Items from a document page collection
————
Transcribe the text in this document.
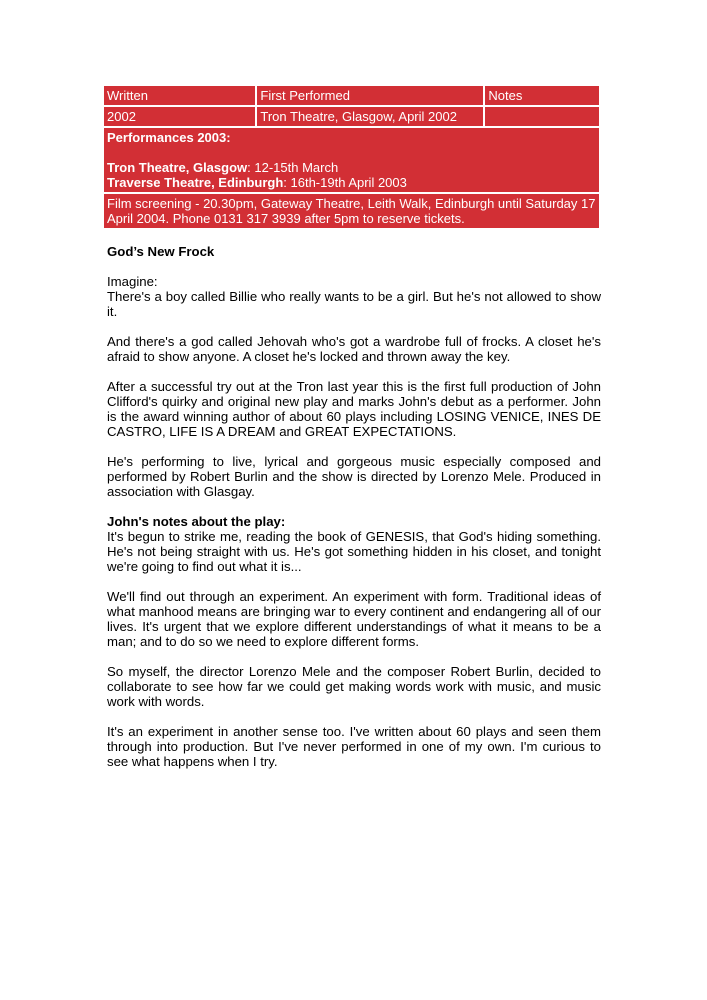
Written	First Performed	Notes
2002	Tron Theatre, Glasgow, April 2002	

Performances 2003:
Tron Theatre, Glasgow: 12-15th March
Traverse Theatre, Edinburgh: 16th-19th April 2003		

Film screening - 20.30pm, Gateway Theatre, Leith Walk, Edinburgh until Saturday 17 April 2004. Phone 0131 317 3939 after 5pm to reserve tickets.		

God’s New Frock

Imagine:
There's a boy called Billie who really wants to be a girl. But he's not allowed to show it.

And there's a god called Jehovah who's got a wardrobe full of frocks. A closet he's afraid to show anyone. A closet he's locked and thrown away the key.

After a successful try out at the Tron last year this is the first full production of John Clifford's quirky and original new play and marks John's debut as a performer. John is the award winning author of about 60 plays including LOSING VENICE, INES DE CASTRO, LIFE IS A DREAM and GREAT EXPECTATIONS.

He's performing to live, lyrical and gorgeous music especially composed and performed by Robert Burlin and the show is directed by Lorenzo Mele. Produced in association with Glasgay.

John's notes about the play:
It's begun to strike me, reading the book of GENESIS, that God's hiding something. He's not being straight with us. He's got something hidden in his closet, and tonight we're going to find out what it is...

We'll find out through an experiment. An experiment with form. Traditional ideas of what manhood means are bringing war to every continent and endangering all of our lives. It's urgent that we explore different understandings of what it means to be a man; and to do so we need to explore different forms.

So myself, the director Lorenzo Mele and the composer Robert Burlin, decided to collaborate to see how far we could get making words work with music, and music work with words.

It's an experiment in another sense too. I've written about 60 plays and seen them through into production. But I've never performed in one of my own. I'm curious to see what happens when I try.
————
• _GOAL OF THE EXERCISE_
The required output is a copy of each line in the records where the string "Theatre" occurs.

• _TASK RESPONSE_
2002	Tron Theatre, Glasgow, April 2002	
Tron Theatre, Glasgow: 12-15th March
Traverse Theatre, Edinburgh: 16th-19th April 2003		
Film screening - 20.30pm, Gateway Theatre, Leith Walk, Edinburgh until Saturday 17 April 2004. Phone 0131 317 3939 after 5pm to reserve tickets.		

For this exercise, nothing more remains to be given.